• TO DO: Return the records in full, exactly as given.

• DATA FOR THIS TASK:
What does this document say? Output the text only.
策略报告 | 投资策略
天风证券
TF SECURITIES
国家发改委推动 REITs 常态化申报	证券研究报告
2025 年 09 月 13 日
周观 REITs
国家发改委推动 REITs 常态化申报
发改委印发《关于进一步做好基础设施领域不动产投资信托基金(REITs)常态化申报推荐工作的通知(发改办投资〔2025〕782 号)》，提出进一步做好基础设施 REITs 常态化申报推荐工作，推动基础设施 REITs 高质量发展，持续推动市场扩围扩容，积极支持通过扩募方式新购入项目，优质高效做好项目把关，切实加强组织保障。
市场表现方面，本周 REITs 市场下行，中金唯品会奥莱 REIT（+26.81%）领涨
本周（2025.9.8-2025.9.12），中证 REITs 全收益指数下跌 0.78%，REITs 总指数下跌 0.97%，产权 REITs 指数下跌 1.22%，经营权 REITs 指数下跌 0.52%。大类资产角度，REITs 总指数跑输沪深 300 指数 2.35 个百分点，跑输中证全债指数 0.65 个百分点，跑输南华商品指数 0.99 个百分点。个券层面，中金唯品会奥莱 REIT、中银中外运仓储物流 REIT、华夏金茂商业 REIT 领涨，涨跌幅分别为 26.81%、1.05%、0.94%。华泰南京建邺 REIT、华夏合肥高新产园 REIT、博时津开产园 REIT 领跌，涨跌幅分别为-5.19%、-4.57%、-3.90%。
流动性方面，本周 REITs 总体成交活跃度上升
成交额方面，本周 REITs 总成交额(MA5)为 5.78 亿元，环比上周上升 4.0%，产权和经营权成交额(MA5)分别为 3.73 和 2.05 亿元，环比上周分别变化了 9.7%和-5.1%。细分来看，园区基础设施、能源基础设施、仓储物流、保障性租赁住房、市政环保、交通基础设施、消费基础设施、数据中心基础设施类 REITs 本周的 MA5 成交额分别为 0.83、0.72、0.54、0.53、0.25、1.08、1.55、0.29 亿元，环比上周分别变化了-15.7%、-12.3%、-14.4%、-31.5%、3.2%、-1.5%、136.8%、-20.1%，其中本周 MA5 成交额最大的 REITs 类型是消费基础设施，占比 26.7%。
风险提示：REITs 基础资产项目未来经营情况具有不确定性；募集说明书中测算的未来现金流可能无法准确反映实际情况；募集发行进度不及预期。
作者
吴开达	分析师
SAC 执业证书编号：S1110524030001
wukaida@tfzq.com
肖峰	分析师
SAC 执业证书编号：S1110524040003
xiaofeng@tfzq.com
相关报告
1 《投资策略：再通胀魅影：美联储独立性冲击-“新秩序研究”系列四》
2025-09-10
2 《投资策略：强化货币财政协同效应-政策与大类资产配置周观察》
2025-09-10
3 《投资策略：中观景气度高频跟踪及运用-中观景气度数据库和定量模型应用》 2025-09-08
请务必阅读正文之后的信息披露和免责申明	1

• WRITTEN RESPONSE:
What does this document say? Output the text only.
策略报告 | 投资策略
天风证券
TF SECURITIES
国家发改委推动 REITs 常态化申报	证券研究报告
2025 年 09 月 13 日
周观 REITs
国家发改委推动 REITs 常态化申报
发改委印发《关于进一步做好基础设施领域不动产投资信托基金(REITs)常态化申报推荐工作的通知(发改办投资〔2025〕782 号)》，提出进一步做好基础设施 REITs 常态化申报推荐工作，推动基础设施 REITs 高质量发展，持续推动市场扩围扩容，积极支持通过扩募方式新购入项目，优质高效做好项目把关，切实加强组织保障。
市场表现方面，本周 REITs 市场下行，中金唯品会奥莱 REIT（+26.81%）领涨
本周（2025.9.8-2025.9.12），中证 REITs 全收益指数下跌 0.78%，REITs 总指数下跌 0.97%，产权 REITs 指数下跌 1.22%，经营权 REITs 指数下跌 0.52%。大类资产角度，REITs 总指数跑输沪深 300 指数 2.35 个百分点，跑输中证全债指数 0.65 个百分点，跑输南华商品指数 0.99 个百分点。个券层面，中金唯品会奥莱 REIT、中银中外运仓储物流 REIT、华夏金茂商业 REIT 领涨，涨跌幅分别为 26.81%、1.05%、0.94%。华泰南京建邺 REIT、华夏合肥高新产园 REIT、博时津开产园 REIT 领跌，涨跌幅分别为-5.19%、-4.57%、-3.90%。
流动性方面，本周 REITs 总体成交活跃度上升
成交额方面，本周 REITs 总成交额(MA5)为 5.78 亿元，环比上周上升 4.0%，产权和经营权成交额(MA5)分别为 3.73 和 2.05 亿元，环比上周分别变化了 9.7%和-5.1%。细分来看，园区基础设施、能源基础设施、仓储物流、保障性租赁住房、市政环保、交通基础设施、消费基础设施、数据中心基础设施类 REITs 本周的 MA5 成交额分别为 0.83、0.72、0.54、0.53、0.25、1.08、1.55、0.29 亿元，环比上周分别变化了-15.7%、-12.3%、-14.4%、-31.5%、3.2%、-1.5%、136.8%、-20.1%，其中本周 MA5 成交额最大的 REITs 类型是消费基础设施，占比 26.7%。
风险提示：REITs 基础资产项目未来经营情况具有不确定性；募集说明书中测算的未来现金流可能无法准确反映实际情况；募集发行进度不及预期。
作者
吴开达	分析师
SAC 执业证书编号：S1110524030001
wukaida@tfzq.com
肖峰	分析师
SAC 执业证书编号：S1110524040003
xiaofeng@tfzq.com
相关报告
1 《投资策略：再通胀魅影：美联储独立性冲击-“新秩序研究”系列四》
2025-09-10
2 《投资策略：强化货币财政协同效应-政策与大类资产配置周观察》
2025-09-10
3 《投资策略：中观景气度高频跟踪及运用-中观景气度数据库和定量模型应用》 2025-09-08
请务必阅读正文之后的信息披露和免责申明	1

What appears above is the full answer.